• _Task material_:

━━━━━━━━━━━━━━━━━━━━━━━━━━━━━━

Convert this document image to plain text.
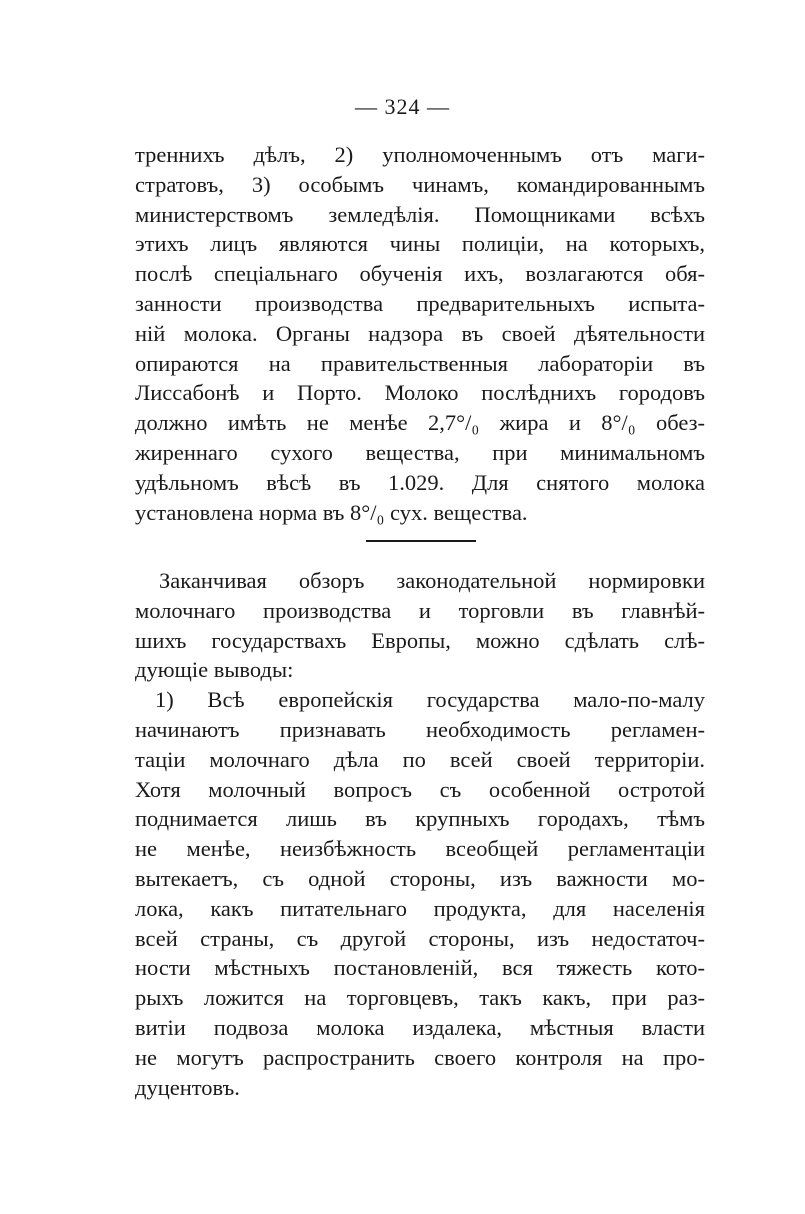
— 324 —
треннихъ дѣлъ, 2) уполномоченнымъ отъ маги-
стратовъ, 3) особымъ чинамъ, командированнымъ
министерствомъ земледѣлія. Помощниками всѣхъ
этихъ лицъ являются чины полиціи, на которыхъ,
послѣ спеціальнаго обученія ихъ, возлагаются обя-
занности производства предварительныхъ испыта-
ній молока. Органы надзора въ своей дѣятельности
опираются на правительственныя лабораторіи въ
Лиссабонѣ и Порто. Молоко послѣднихъ городовъ
должно имѣть не менѣе 2,7°/₀ жира и 8°/₀ обез-
жиреннаго сухого вещества, при минимальномъ
удѣльномъ вѣсѣ въ 1.029. Для снятого молока
установлена норма въ 8°/₀ сух. вещества.
Заканчивая обзоръ законодательной нормировки
молочнаго производства и торговли въ главнѣй-
шихъ государствахъ Европы, можно сдѣлать слѣ-
дующіе выводы:
1) Всѣ европейскія государства мало-по-малу
начинаютъ признавать необходимость регламен-
таціи молочнаго дѣла по всей своей территоріи.
Хотя молочный вопросъ съ особенной остротой
поднимается лишь въ крупныхъ городахъ, тѣмъ
не менѣе, неизбѣжность всеобщей регламентаціи
вытекаетъ, съ одной стороны, изъ важности мо-
лока, какъ питательнаго продукта, для населенія
всей страны, съ другой стороны, изъ недостаточ-
ности мѣстныхъ постановленій, вся тяжесть кото-
рыхъ ложится на торговцевъ, такъ какъ, при раз-
витіи подвоза молока издалека, мѣстныя власти
не могутъ распространить своего контроля на про-
дуцентовъ.
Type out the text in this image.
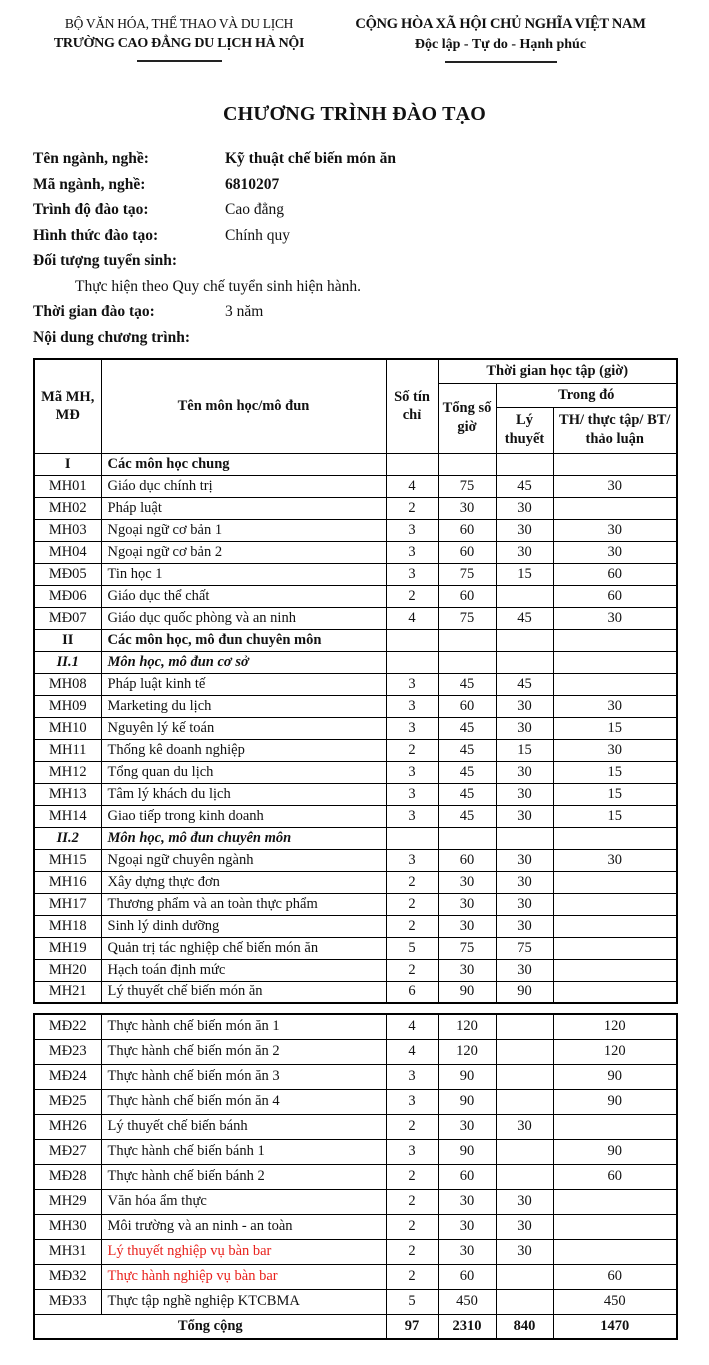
BỘ VĂN HÓA, THỂ THAO VÀ DU LỊCH
TRƯỜNG CAO ĐẲNG DU LỊCH HÀ NỘI
CỘNG HÒA XÃ HỘI CHỦ NGHĨA VIỆT NAM
Độc lập - Tự do - Hạnh phúc
CHƯƠNG TRÌNH ĐÀO TẠO
Tên ngành, nghề:	Kỹ thuật chế biến món ăn
Mã ngành, nghề:	6810207
Trình độ đào tạo:	Cao đẳng
Hình thức đào tạo:	Chính quy
Đối tượng tuyển sinh:
Thực hiện theo Quy chế tuyển sinh hiện hành.
Thời gian đào tạo:	3 năm
Nội dung chương trình:
Mã MH, MĐ	Tên môn học/mô đun	Số tín chỉ	Thời gian học tập (giờ)		
			Tổng số giờ	Trong đó	
				Lý thuyết	TH/ thực tập/ BT/ thảo luận
I	Các môn học chung				
MH01	Giáo dục chính trị	4	75	45	30
MH02	Pháp luật	2	30	30	
MH03	Ngoại ngữ cơ bản 1	3	60	30	30
MH04	Ngoại ngữ cơ bản 2	3	60	30	30
MĐ05	Tin học 1	3	75	15	60
MĐ06	Giáo dục thể chất	2	60		60
MĐ07	Giáo dục quốc phòng và an ninh	4	75	45	30
II	Các môn học, mô đun chuyên môn				
II.1	Môn học, mô đun cơ sở				
MH08	Pháp luật kinh tế	3	45	45	
MH09	Marketing du lịch	3	60	30	30
MH10	Nguyên lý kế toán	3	45	30	15
MH11	Thống kê doanh nghiệp	2	45	15	30
MH12	Tổng quan du lịch	3	45	30	15
MH13	Tâm lý khách du lịch	3	45	30	15
MH14	Giao tiếp trong kinh doanh	3	45	30	15
II.2	Môn học, mô đun chuyên môn				
MH15	Ngoại ngữ chuyên ngành	3	60	30	30
MH16	Xây dựng thực đơn	2	30	30	
MH17	Thương phẩm và an toàn thực phẩm	2	30	30	
MH18	Sinh lý dinh dưỡng	2	30	30	
MH19	Quản trị tác nghiệp chế biến món ăn	5	75	75	
MH20	Hạch toán định mức	2	30	30	
MH21	Lý thuyết chế biến món ăn	6	90	90	
MĐ22	Thực hành chế biến món ăn 1	4	120		120
MĐ23	Thực hành chế biến món ăn 2	4	120		120
MĐ24	Thực hành chế biến món ăn 3	3	90		90
MĐ25	Thực hành chế biến món ăn 4	3	90		90
MH26	Lý thuyết chế biến bánh	2	30	30	
MĐ27	Thực hành chế biến bánh 1	3	90		90
MĐ28	Thực hành chế biến bánh 2	2	60		60
MH29	Văn hóa ẩm thực	2	30	30	
MH30	Môi trường và an ninh - an toàn	2	30	30	
MH31	Lý thuyết nghiệp vụ bàn bar	2	30	30	
MĐ32	Thực hành nghiệp vụ bàn bar	2	60		60
MĐ33	Thực tập nghề nghiệp KTCBMA	5	450		450
Tổng cộng		97	2310	840	1470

━━━━━━━━━━━━━━━━━━━━━━━━━━━━━━

• _Job_: Retype each record exactly as it stands, but do not include the pictures.

• _Answer to this task_:
Convert this document image to plain text.
— 324 —
треннихъ дѣлъ, 2) уполномоченнымъ отъ маги-
стратовъ, 3) особымъ чинамъ, командированнымъ
министерствомъ земледѣлія. Помощниками всѣхъ
этихъ лицъ являются чины полиціи, на которыхъ,
послѣ спеціальнаго обученія ихъ, возлагаются обя-
занности производства предварительныхъ испыта-
ній молока. Органы надзора въ своей дѣятельности
опираются на правительственныя лабораторіи въ
Лиссабонѣ и Порто. Молоко послѣднихъ городовъ
должно имѣть не менѣе 2,7°/₀ жира и 8°/₀ обез-
жиреннаго сухого вещества, при минимальномъ
удѣльномъ вѣсѣ въ 1.029. Для снятого молока
установлена норма въ 8°/₀ сух. вещества.
Заканчивая обзоръ законодательной нормировки
молочнаго производства и торговли въ главнѣй-
шихъ государствахъ Европы, можно сдѣлать слѣ-
дующіе выводы:
1) Всѣ европейскія государства мало-по-малу
начинаютъ признавать необходимость регламен-
таціи молочнаго дѣла по всей своей территоріи.
Хотя молочный вопросъ съ особенной остротой
поднимается лишь въ крупныхъ городахъ, тѣмъ
не менѣе, неизбѣжность всеобщей регламентаціи
вытекаетъ, съ одной стороны, изъ важности мо-
лока, какъ питательнаго продукта, для населенія
всей страны, съ другой стороны, изъ недостаточ-
ности мѣстныхъ постановленій, вся тяжесть кото-
рыхъ ложится на торговцевъ, такъ какъ, при раз-
витіи подвоза молока издалека, мѣстныя власти
не могутъ распространить своего контроля на про-
дуцентовъ.
Type out the text in this image.
BỘ VĂN HÓA, THỂ THAO VÀ DU LỊCH
TRƯỜNG CAO ĐẲNG DU LỊCH HÀ NỘI
CỘNG HÒA XÃ HỘI CHỦ NGHĨA VIỆT NAM
Độc lập - Tự do - Hạnh phúc
CHƯƠNG TRÌNH ĐÀO TẠO
Tên ngành, nghề:	Kỹ thuật chế biến món ăn
Mã ngành, nghề:	6810207
Trình độ đào tạo:	Cao đẳng
Hình thức đào tạo:	Chính quy
Đối tượng tuyển sinh:
Thực hiện theo Quy chế tuyển sinh hiện hành.
Thời gian đào tạo:	3 năm
Nội dung chương trình:
Mã MH, MĐ	Tên môn học/mô đun	Số tín chỉ	Thời gian học tập (giờ)		
			Tổng số giờ	Trong đó	
				Lý thuyết	TH/ thực tập/ BT/ thảo luận
I	Các môn học chung				
MH01	Giáo dục chính trị	4	75	45	30
MH02	Pháp luật	2	30	30	
MH03	Ngoại ngữ cơ bản 1	3	60	30	30
MH04	Ngoại ngữ cơ bản 2	3	60	30	30
MĐ05	Tin học 1	3	75	15	60
MĐ06	Giáo dục thể chất	2	60		60
MĐ07	Giáo dục quốc phòng và an ninh	4	75	45	30
II	Các môn học, mô đun chuyên môn				
II.1	Môn học, mô đun cơ sở				
MH08	Pháp luật kinh tế	3	45	45	
MH09	Marketing du lịch	3	60	30	30
MH10	Nguyên lý kế toán	3	45	30	15
MH11	Thống kê doanh nghiệp	2	45	15	30
MH12	Tổng quan du lịch	3	45	30	15
MH13	Tâm lý khách du lịch	3	45	30	15
MH14	Giao tiếp trong kinh doanh	3	45	30	15
II.2	Môn học, mô đun chuyên môn				
MH15	Ngoại ngữ chuyên ngành	3	60	30	30
MH16	Xây dựng thực đơn	2	30	30	
MH17	Thương phẩm và an toàn thực phẩm	2	30	30	
MH18	Sinh lý dinh dưỡng	2	30	30	
MH19	Quản trị tác nghiệp chế biến món ăn	5	75	75	
MH20	Hạch toán định mức	2	30	30	
MH21	Lý thuyết chế biến món ăn	6	90	90	
MĐ22	Thực hành chế biến món ăn 1	4	120		120
MĐ23	Thực hành chế biến món ăn 2	4	120		120
MĐ24	Thực hành chế biến món ăn 3	3	90		90
MĐ25	Thực hành chế biến món ăn 4	3	90		90
MH26	Lý thuyết chế biến bánh	2	30	30	
MĐ27	Thực hành chế biến bánh 1	3	90		90
MĐ28	Thực hành chế biến bánh 2	2	60		60
MH29	Văn hóa ẩm thực	2	30	30	
MH30	Môi trường và an ninh - an toàn	2	30	30	
MH31	Lý thuyết nghiệp vụ bàn bar	2	30	30	
MĐ32	Thực hành nghiệp vụ bàn bar	2	60		60
MĐ33	Thực tập nghề nghiệp KTCBMA	5	450		450
Tổng cộng		97	2310	840	1470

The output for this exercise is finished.